(Work required):
Note how many lines contain "Magnetic" and give that number, with nothing else.

(Entries provided):
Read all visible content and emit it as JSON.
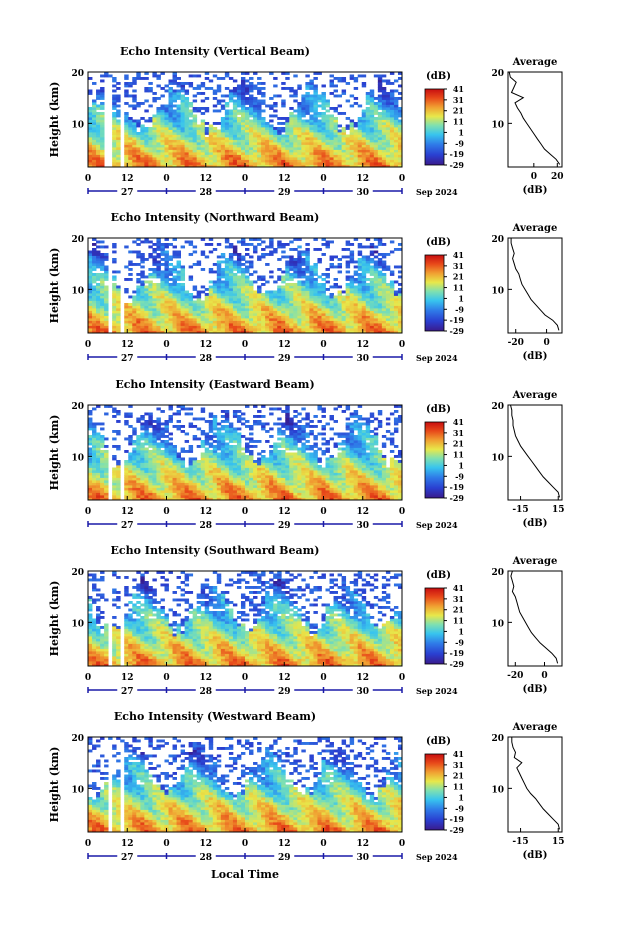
{
  "figure": {
    "date_label": "Sep 2024",
    "x_axis_title": "Local Time",
    "colorbar_unit": "(dB)",
    "avg_title": "Average",
    "avg_xlabel": "(dB)"
  },
  "chart_data": [
    {
      "type": "heatmap",
      "title": "Echo Intensity (Vertical Beam)",
      "ylabel": "Height (km)",
      "ylim": [
        1.5,
        20
      ],
      "yticks": [
        20,
        10
      ],
      "xticks": [
        "0",
        "12",
        "0",
        "12",
        "0",
        "12",
        "0",
        "12",
        "0"
      ],
      "day_labels": [
        "27",
        "28",
        "29",
        "30"
      ],
      "colorbar_ticks": [
        "41",
        "31",
        "21",
        "11",
        "1",
        "-9",
        "-19",
        "-29"
      ],
      "colorbar_range": [
        -29,
        41
      ],
      "average_profile": {
        "xlim": [
          -22,
          24
        ],
        "xticks": [
          "0",
          "20"
        ],
        "ylim": [
          1.5,
          20
        ],
        "yticks": [
          20,
          10
        ],
        "height_km": [
          2,
          3,
          4,
          5,
          6,
          7,
          8,
          9,
          10,
          11,
          12,
          13,
          14,
          15,
          16,
          17,
          18,
          19,
          20
        ],
        "value_db": [
          22,
          19,
          14,
          9,
          6,
          3,
          0,
          -3,
          -6,
          -9,
          -11,
          -14,
          -16,
          -9,
          -19,
          -17,
          -15,
          -20,
          -21
        ]
      }
    },
    {
      "type": "heatmap",
      "title": "Echo Intensity (Northward Beam)",
      "ylabel": "Height (km)",
      "ylim": [
        1.5,
        20
      ],
      "yticks": [
        20,
        10
      ],
      "xticks": [
        "0",
        "12",
        "0",
        "12",
        "0",
        "12",
        "0",
        "12",
        "0"
      ],
      "day_labels": [
        "27",
        "28",
        "29",
        "30"
      ],
      "colorbar_ticks": [
        "41",
        "31",
        "21",
        "11",
        "1",
        "-9",
        "-19",
        "-29"
      ],
      "colorbar_range": [
        -29,
        41
      ],
      "average_profile": {
        "xlim": [
          -25,
          10
        ],
        "xticks": [
          "-20",
          "0"
        ],
        "ylim": [
          1.5,
          20
        ],
        "yticks": [
          20,
          10
        ],
        "height_km": [
          2,
          3,
          4,
          5,
          6,
          7,
          8,
          9,
          10,
          11,
          12,
          13,
          14,
          15,
          16,
          17,
          18,
          19,
          20
        ],
        "value_db": [
          8,
          7,
          4,
          -1,
          -4,
          -7,
          -10,
          -12,
          -14,
          -16,
          -17,
          -18,
          -20,
          -21,
          -22,
          -21,
          -22,
          -23,
          -23
        ]
      }
    },
    {
      "type": "heatmap",
      "title": "Echo Intensity (Eastward Beam)",
      "ylabel": "Height (km)",
      "ylim": [
        1.5,
        20
      ],
      "yticks": [
        20,
        10
      ],
      "xticks": [
        "0",
        "12",
        "0",
        "12",
        "0",
        "12",
        "0",
        "12",
        "0"
      ],
      "day_labels": [
        "27",
        "28",
        "29",
        "30"
      ],
      "colorbar_ticks": [
        "41",
        "31",
        "21",
        "11",
        "1",
        "-9",
        "-19",
        "-29"
      ],
      "colorbar_range": [
        -29,
        41
      ],
      "average_profile": {
        "xlim": [
          -25,
          18
        ],
        "xticks": [
          "-15",
          "15"
        ],
        "ylim": [
          1.5,
          20
        ],
        "yticks": [
          20,
          10
        ],
        "height_km": [
          2,
          3,
          4,
          5,
          6,
          7,
          8,
          9,
          10,
          11,
          12,
          13,
          14,
          15,
          16,
          17,
          18,
          19,
          20
        ],
        "value_db": [
          16,
          15,
          11,
          7,
          3,
          0,
          -3,
          -6,
          -9,
          -12,
          -15,
          -17,
          -19,
          -20,
          -21,
          -21,
          -22,
          -22,
          -23
        ]
      }
    },
    {
      "type": "heatmap",
      "title": "Echo Intensity (Southward Beam)",
      "ylabel": "Height (km)",
      "ylim": [
        1.5,
        20
      ],
      "yticks": [
        20,
        10
      ],
      "xticks": [
        "0",
        "12",
        "0",
        "12",
        "0",
        "12",
        "0",
        "12",
        "0"
      ],
      "day_labels": [
        "27",
        "28",
        "29",
        "30"
      ],
      "colorbar_ticks": [
        "41",
        "31",
        "21",
        "11",
        "1",
        "-9",
        "-19",
        "-29"
      ],
      "colorbar_range": [
        -29,
        41
      ],
      "average_profile": {
        "xlim": [
          -25,
          12
        ],
        "xticks": [
          "-20",
          "0"
        ],
        "ylim": [
          1.5,
          20
        ],
        "yticks": [
          20,
          10
        ],
        "height_km": [
          2,
          3,
          4,
          5,
          6,
          7,
          8,
          9,
          10,
          11,
          12,
          13,
          14,
          15,
          16,
          17,
          18,
          19,
          20
        ],
        "value_db": [
          9,
          8,
          5,
          1,
          -3,
          -6,
          -9,
          -11,
          -13,
          -15,
          -17,
          -18,
          -19,
          -20,
          -22,
          -21,
          -22,
          -23,
          -22
        ]
      }
    },
    {
      "type": "heatmap",
      "title": "Echo Intensity (Westward Beam)",
      "ylabel": "Height (km)",
      "ylim": [
        1.5,
        20
      ],
      "yticks": [
        20,
        10
      ],
      "xticks": [
        "0",
        "12",
        "0",
        "12",
        "0",
        "12",
        "0",
        "12",
        "0"
      ],
      "day_labels": [
        "27",
        "28",
        "29",
        "30"
      ],
      "colorbar_ticks": [
        "41",
        "31",
        "21",
        "11",
        "1",
        "-9",
        "-19",
        "-29"
      ],
      "colorbar_range": [
        -29,
        41
      ],
      "average_profile": {
        "xlim": [
          -25,
          18
        ],
        "xticks": [
          "-15",
          "15"
        ],
        "ylim": [
          1.5,
          20
        ],
        "yticks": [
          20,
          10
        ],
        "height_km": [
          2,
          3,
          4,
          5,
          6,
          7,
          8,
          9,
          10,
          11,
          12,
          13,
          14,
          15,
          16,
          17,
          18,
          19,
          20
        ],
        "value_db": [
          16,
          15,
          11,
          7,
          3,
          0,
          -3,
          -7,
          -10,
          -12,
          -14,
          -16,
          -18,
          -14,
          -20,
          -19,
          -21,
          -22,
          -22
        ]
      }
    }
  ],
  "colors": {
    "scale": [
      "#3a1a8c",
      "#2a3fd0",
      "#2f7be8",
      "#38c4ee",
      "#7fe0b0",
      "#e8e84a",
      "#f0a032",
      "#e84a1a",
      "#c80e10"
    ],
    "time_axis": "#1a1aa8",
    "frame": "#000000"
  }
}
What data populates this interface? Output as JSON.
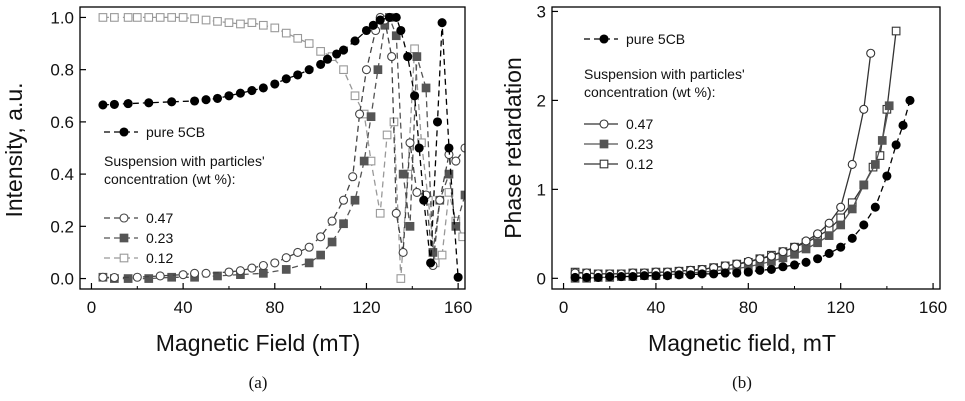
{
  "chart_data": [
    {
      "type": "line",
      "xlabel": "Magnetic Field (mT)",
      "ylabel": "Intensity, a.u.",
      "caption": "(a)",
      "xlim": [
        -5,
        163
      ],
      "ylim": [
        -0.04,
        1.04
      ],
      "x_ticks": [
        0,
        40,
        80,
        120,
        160
      ],
      "y_ticks": [
        0.0,
        0.2,
        0.4,
        0.6,
        0.8,
        1.0
      ],
      "x_tick_labels": [
        "0",
        "40",
        "80",
        "120",
        "160"
      ],
      "y_tick_labels": [
        "0.0",
        "0.2",
        "0.4",
        "0.6",
        "0.8",
        "1.0"
      ],
      "legend_heading": [
        "Suspension with particles'",
        "concentration (wt %):"
      ],
      "series": [
        {
          "name": "pure 5CB",
          "marker": "filled-circle",
          "color": "#000000",
          "dash": "6,4",
          "points": [
            [
              5,
              0.665
            ],
            [
              10,
              0.667
            ],
            [
              16,
              0.67
            ],
            [
              25,
              0.673
            ],
            [
              35,
              0.677
            ],
            [
              45,
              0.68
            ],
            [
              50,
              0.685
            ],
            [
              55,
              0.69
            ],
            [
              60,
              0.7
            ],
            [
              65,
              0.71
            ],
            [
              70,
              0.72
            ],
            [
              75,
              0.73
            ],
            [
              80,
              0.745
            ],
            [
              85,
              0.765
            ],
            [
              90,
              0.78
            ],
            [
              95,
              0.8
            ],
            [
              100,
              0.82
            ],
            [
              103,
              0.84
            ],
            [
              107,
              0.86
            ],
            [
              110,
              0.875
            ],
            [
              115,
              0.91
            ],
            [
              120,
              0.95
            ],
            [
              123,
              0.97
            ],
            [
              126,
              0.99
            ],
            [
              130,
              1.0
            ],
            [
              133,
              1.0
            ],
            [
              135,
              0.95
            ],
            [
              138,
              0.85
            ],
            [
              141,
              0.7
            ],
            [
              143,
              0.5
            ],
            [
              145,
              0.3
            ],
            [
              148,
              0.06
            ],
            [
              151,
              0.6
            ],
            [
              153,
              0.98
            ],
            [
              156,
              0.5
            ],
            [
              160,
              0.005
            ]
          ]
        },
        {
          "name": "0.47",
          "marker": "open-circle",
          "color": "#444444",
          "dash": "6,4",
          "points": [
            [
              5,
              0.005
            ],
            [
              10,
              0.004
            ],
            [
              20,
              0.005
            ],
            [
              30,
              0.01
            ],
            [
              40,
              0.015
            ],
            [
              45,
              0.02
            ],
            [
              50,
              0.02
            ],
            [
              60,
              0.025
            ],
            [
              65,
              0.03
            ],
            [
              70,
              0.04
            ],
            [
              75,
              0.05
            ],
            [
              80,
              0.06
            ],
            [
              85,
              0.08
            ],
            [
              90,
              0.1
            ],
            [
              95,
              0.12
            ],
            [
              100,
              0.16
            ],
            [
              105,
              0.22
            ],
            [
              110,
              0.3
            ],
            [
              114,
              0.39
            ],
            [
              117,
              0.63
            ],
            [
              120,
              0.8
            ],
            [
              124,
              0.95
            ],
            [
              126,
              1.0
            ],
            [
              128,
              0.99
            ],
            [
              131,
              0.85
            ],
            [
              133,
              0.25
            ],
            [
              136,
              0.1
            ],
            [
              139,
              0.52
            ],
            [
              142,
              0.33
            ],
            [
              146,
              0.32
            ],
            [
              149,
              0.05
            ],
            [
              152,
              0.3
            ],
            [
              156,
              0.475
            ],
            [
              159,
              0.45
            ],
            [
              163,
              0.5
            ]
          ]
        },
        {
          "name": "0.23",
          "marker": "filled-square",
          "color": "#555555",
          "dash": "6,4",
          "points": [
            [
              5,
              0.005
            ],
            [
              10,
              0.0
            ],
            [
              16,
              0.0
            ],
            [
              25,
              0.0
            ],
            [
              35,
              0.005
            ],
            [
              45,
              0.005
            ],
            [
              55,
              0.01
            ],
            [
              65,
              0.015
            ],
            [
              75,
              0.02
            ],
            [
              85,
              0.035
            ],
            [
              95,
              0.06
            ],
            [
              100,
              0.09
            ],
            [
              105,
              0.14
            ],
            [
              110,
              0.21
            ],
            [
              115,
              0.3
            ],
            [
              119,
              0.45
            ],
            [
              122,
              0.62
            ],
            [
              125,
              0.8
            ],
            [
              128,
              0.97
            ],
            [
              130,
              1.0
            ],
            [
              133,
              0.93
            ],
            [
              136,
              0.4
            ],
            [
              139,
              0.2
            ],
            [
              142,
              0.85
            ],
            [
              146,
              0.73
            ],
            [
              149,
              0.1
            ],
            [
              152,
              0.3
            ],
            [
              156,
              0.4
            ],
            [
              159,
              0.2
            ],
            [
              163,
              0.32
            ]
          ]
        },
        {
          "name": "0.12",
          "marker": "open-square",
          "color": "#999999",
          "dash": "6,4",
          "points": [
            [
              5,
              1.0
            ],
            [
              10,
              1.0
            ],
            [
              16,
              1.0
            ],
            [
              20,
              1.0
            ],
            [
              25,
              1.0
            ],
            [
              30,
              1.0
            ],
            [
              35,
              1.0
            ],
            [
              40,
              1.0
            ],
            [
              45,
              0.995
            ],
            [
              50,
              0.99
            ],
            [
              55,
              0.985
            ],
            [
              60,
              0.98
            ],
            [
              65,
              0.975
            ],
            [
              70,
              0.98
            ],
            [
              75,
              0.97
            ],
            [
              80,
              0.96
            ],
            [
              85,
              0.94
            ],
            [
              90,
              0.92
            ],
            [
              95,
              0.9
            ],
            [
              100,
              0.87
            ],
            [
              105,
              0.85
            ],
            [
              110,
              0.8
            ],
            [
              115,
              0.7
            ],
            [
              119,
              0.63
            ],
            [
              122,
              0.45
            ],
            [
              126,
              0.25
            ],
            [
              129,
              0.55
            ],
            [
              132,
              0.6
            ],
            [
              135,
              0.0
            ],
            [
              138,
              0.4
            ],
            [
              141,
              0.88
            ],
            [
              144,
              0.52
            ],
            [
              147,
              0.3
            ],
            [
              150,
              0.06
            ],
            [
              153,
              0.09
            ],
            [
              156,
              0.33
            ],
            [
              159,
              0.22
            ],
            [
              162,
              0.16
            ]
          ]
        }
      ]
    },
    {
      "type": "line",
      "xlabel": "Magnetic field, mT",
      "ylabel": "Phase retardation",
      "caption": "(b)",
      "xlim": [
        -5,
        163
      ],
      "ylim": [
        -0.12,
        3.05
      ],
      "x_ticks": [
        0,
        40,
        80,
        120,
        160
      ],
      "y_ticks": [
        0,
        1,
        2,
        3
      ],
      "x_tick_labels": [
        "0",
        "40",
        "80",
        "120",
        "160"
      ],
      "y_tick_labels": [
        "0",
        "1",
        "2",
        "3"
      ],
      "legend_heading": [
        "Suspension with particles'",
        "concentration (wt %):"
      ],
      "series": [
        {
          "name": "pure 5CB",
          "marker": "filled-circle",
          "color": "#000000",
          "dash": "6,4",
          "points": [
            [
              5,
              0.01
            ],
            [
              10,
              0.01
            ],
            [
              15,
              0.01
            ],
            [
              20,
              0.02
            ],
            [
              25,
              0.02
            ],
            [
              30,
              0.02
            ],
            [
              35,
              0.03
            ],
            [
              40,
              0.03
            ],
            [
              45,
              0.03
            ],
            [
              50,
              0.04
            ],
            [
              55,
              0.04
            ],
            [
              60,
              0.05
            ],
            [
              65,
              0.05
            ],
            [
              70,
              0.06
            ],
            [
              75,
              0.06
            ],
            [
              80,
              0.07
            ],
            [
              85,
              0.09
            ],
            [
              90,
              0.1
            ],
            [
              95,
              0.13
            ],
            [
              100,
              0.15
            ],
            [
              105,
              0.18
            ],
            [
              110,
              0.22
            ],
            [
              115,
              0.28
            ],
            [
              120,
              0.35
            ],
            [
              125,
              0.45
            ],
            [
              130,
              0.6
            ],
            [
              135,
              0.8
            ],
            [
              140,
              1.15
            ],
            [
              144,
              1.5
            ],
            [
              147,
              1.72
            ],
            [
              150,
              2.0
            ]
          ]
        },
        {
          "name": "0.47",
          "marker": "open-circle",
          "color": "#333333",
          "dash": "",
          "points": [
            [
              5,
              0.06
            ],
            [
              10,
              0.06
            ],
            [
              15,
              0.05
            ],
            [
              20,
              0.05
            ],
            [
              25,
              0.05
            ],
            [
              30,
              0.06
            ],
            [
              35,
              0.06
            ],
            [
              40,
              0.07
            ],
            [
              45,
              0.07
            ],
            [
              50,
              0.08
            ],
            [
              55,
              0.09
            ],
            [
              60,
              0.1
            ],
            [
              65,
              0.12
            ],
            [
              70,
              0.14
            ],
            [
              75,
              0.16
            ],
            [
              80,
              0.19
            ],
            [
              85,
              0.22
            ],
            [
              90,
              0.25
            ],
            [
              95,
              0.3
            ],
            [
              100,
              0.35
            ],
            [
              105,
              0.42
            ],
            [
              110,
              0.5
            ],
            [
              115,
              0.62
            ],
            [
              120,
              0.8
            ],
            [
              125,
              1.28
            ],
            [
              130,
              1.9
            ],
            [
              133,
              2.53
            ]
          ]
        },
        {
          "name": "0.23",
          "marker": "filled-square",
          "color": "#555555",
          "dash": "",
          "points": [
            [
              5,
              0.0
            ],
            [
              10,
              0.0
            ],
            [
              15,
              0.01
            ],
            [
              20,
              0.01
            ],
            [
              25,
              0.02
            ],
            [
              30,
              0.02
            ],
            [
              35,
              0.03
            ],
            [
              40,
              0.03
            ],
            [
              45,
              0.04
            ],
            [
              50,
              0.05
            ],
            [
              55,
              0.06
            ],
            [
              60,
              0.07
            ],
            [
              65,
              0.08
            ],
            [
              70,
              0.1
            ],
            [
              75,
              0.11
            ],
            [
              80,
              0.13
            ],
            [
              85,
              0.16
            ],
            [
              90,
              0.19
            ],
            [
              95,
              0.23
            ],
            [
              100,
              0.27
            ],
            [
              105,
              0.33
            ],
            [
              110,
              0.4
            ],
            [
              115,
              0.48
            ],
            [
              120,
              0.6
            ],
            [
              125,
              0.78
            ],
            [
              130,
              1.05
            ],
            [
              135,
              1.28
            ],
            [
              138,
              1.55
            ],
            [
              141,
              1.94
            ]
          ]
        },
        {
          "name": "0.12",
          "marker": "open-square",
          "color": "#333333",
          "dash": "",
          "points": [
            [
              5,
              0.07
            ],
            [
              10,
              0.06
            ],
            [
              15,
              0.05
            ],
            [
              20,
              0.05
            ],
            [
              25,
              0.05
            ],
            [
              30,
              0.06
            ],
            [
              35,
              0.06
            ],
            [
              40,
              0.07
            ],
            [
              45,
              0.07
            ],
            [
              50,
              0.08
            ],
            [
              55,
              0.09
            ],
            [
              60,
              0.1
            ],
            [
              65,
              0.12
            ],
            [
              70,
              0.14
            ],
            [
              75,
              0.16
            ],
            [
              80,
              0.18
            ],
            [
              85,
              0.22
            ],
            [
              90,
              0.26
            ],
            [
              95,
              0.3
            ],
            [
              100,
              0.35
            ],
            [
              105,
              0.4
            ],
            [
              110,
              0.47
            ],
            [
              115,
              0.55
            ],
            [
              120,
              0.68
            ],
            [
              125,
              0.85
            ],
            [
              130,
              1.05
            ],
            [
              134,
              1.25
            ],
            [
              137,
              1.38
            ],
            [
              140,
              1.9
            ],
            [
              144,
              2.78
            ]
          ]
        }
      ]
    }
  ]
}
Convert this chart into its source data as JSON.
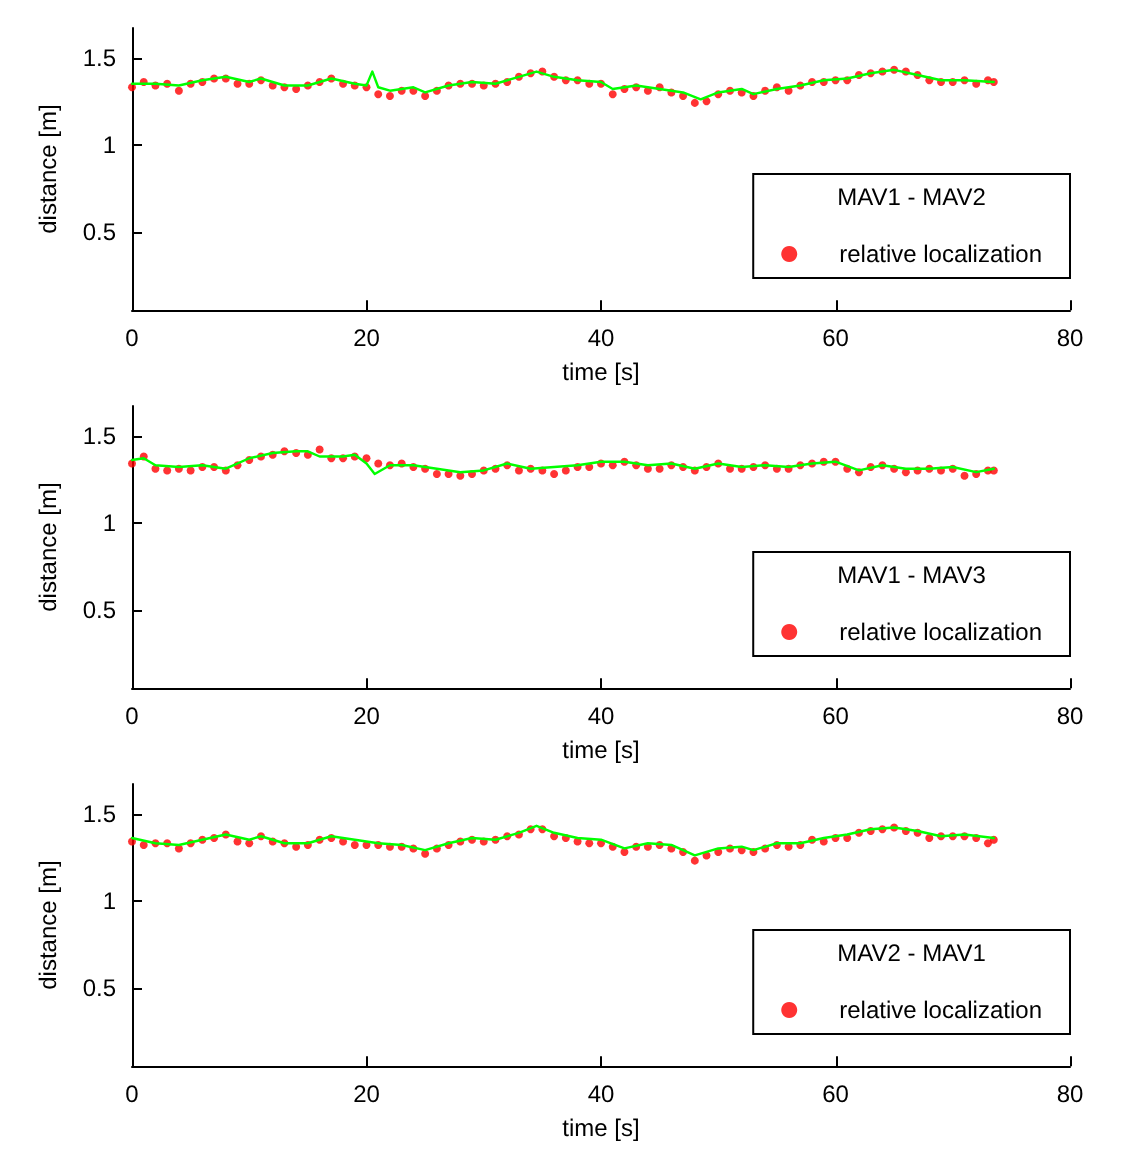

(Reply):
2